Exercise aim: Copy each line of the listing below exactly.

Records provided:
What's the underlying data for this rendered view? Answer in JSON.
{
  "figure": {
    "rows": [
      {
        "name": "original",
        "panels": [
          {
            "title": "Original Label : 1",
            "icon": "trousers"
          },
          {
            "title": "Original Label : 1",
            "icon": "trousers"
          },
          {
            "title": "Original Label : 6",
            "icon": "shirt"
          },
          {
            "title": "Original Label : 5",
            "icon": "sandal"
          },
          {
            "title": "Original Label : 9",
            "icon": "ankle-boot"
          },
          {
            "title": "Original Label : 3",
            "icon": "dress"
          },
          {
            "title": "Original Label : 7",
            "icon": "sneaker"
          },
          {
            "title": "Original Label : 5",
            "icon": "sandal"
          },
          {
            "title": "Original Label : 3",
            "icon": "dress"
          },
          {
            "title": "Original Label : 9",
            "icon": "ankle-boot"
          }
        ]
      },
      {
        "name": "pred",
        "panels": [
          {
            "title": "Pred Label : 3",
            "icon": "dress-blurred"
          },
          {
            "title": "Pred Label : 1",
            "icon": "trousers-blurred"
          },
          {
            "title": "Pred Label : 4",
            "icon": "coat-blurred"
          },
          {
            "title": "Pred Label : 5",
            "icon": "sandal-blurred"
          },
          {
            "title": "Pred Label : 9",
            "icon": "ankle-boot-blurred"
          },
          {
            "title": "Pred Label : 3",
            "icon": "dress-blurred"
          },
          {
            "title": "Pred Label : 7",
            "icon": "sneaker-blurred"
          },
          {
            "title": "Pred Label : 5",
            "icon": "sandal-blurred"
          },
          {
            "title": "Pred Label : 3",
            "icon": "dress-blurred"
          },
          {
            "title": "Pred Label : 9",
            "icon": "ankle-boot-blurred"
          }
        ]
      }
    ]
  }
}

Output for this exercise:
What's the underlying data for this rendered view? Answer in JSON.
{
  "figure": {
    "rows": [
      {
        "name": "original",
        "panels": [
          {
            "title": "Original Label : 1",
            "icon": "trousers"
          },
          {
            "title": "Original Label : 1",
            "icon": "trousers"
          },
          {
            "title": "Original Label : 6",
            "icon": "shirt"
          },
          {
            "title": "Original Label : 5",
            "icon": "sandal"
          },
          {
            "title": "Original Label : 9",
            "icon": "ankle-boot"
          },
          {
            "title": "Original Label : 3",
            "icon": "dress"
          },
          {
            "title": "Original Label : 7",
            "icon": "sneaker"
          },
          {
            "title": "Original Label : 5",
            "icon": "sandal"
          },
          {
            "title": "Original Label : 3",
            "icon": "dress"
          },
          {
            "title": "Original Label : 9",
            "icon": "ankle-boot"
          }
        ]
      },
      {
        "name": "pred",
        "panels": [
          {
            "title": "Pred Label : 3",
            "icon": "dress-blurred"
          },
          {
            "title": "Pred Label : 1",
            "icon": "trousers-blurred"
          },
          {
            "title": "Pred Label : 4",
            "icon": "coat-blurred"
          },
          {
            "title": "Pred Label : 5",
            "icon": "sandal-blurred"
          },
          {
            "title": "Pred Label : 9",
            "icon": "ankle-boot-blurred"
          },
          {
            "title": "Pred Label : 3",
            "icon": "dress-blurred"
          },
          {
            "title": "Pred Label : 7",
            "icon": "sneaker-blurred"
          },
          {
            "title": "Pred Label : 5",
            "icon": "sandal-blurred"
          },
          {
            "title": "Pred Label : 3",
            "icon": "dress-blurred"
          },
          {
            "title": "Pred Label : 9",
            "icon": "ankle-boot-blurred"
          }
        ]
      }
    ]
  }
}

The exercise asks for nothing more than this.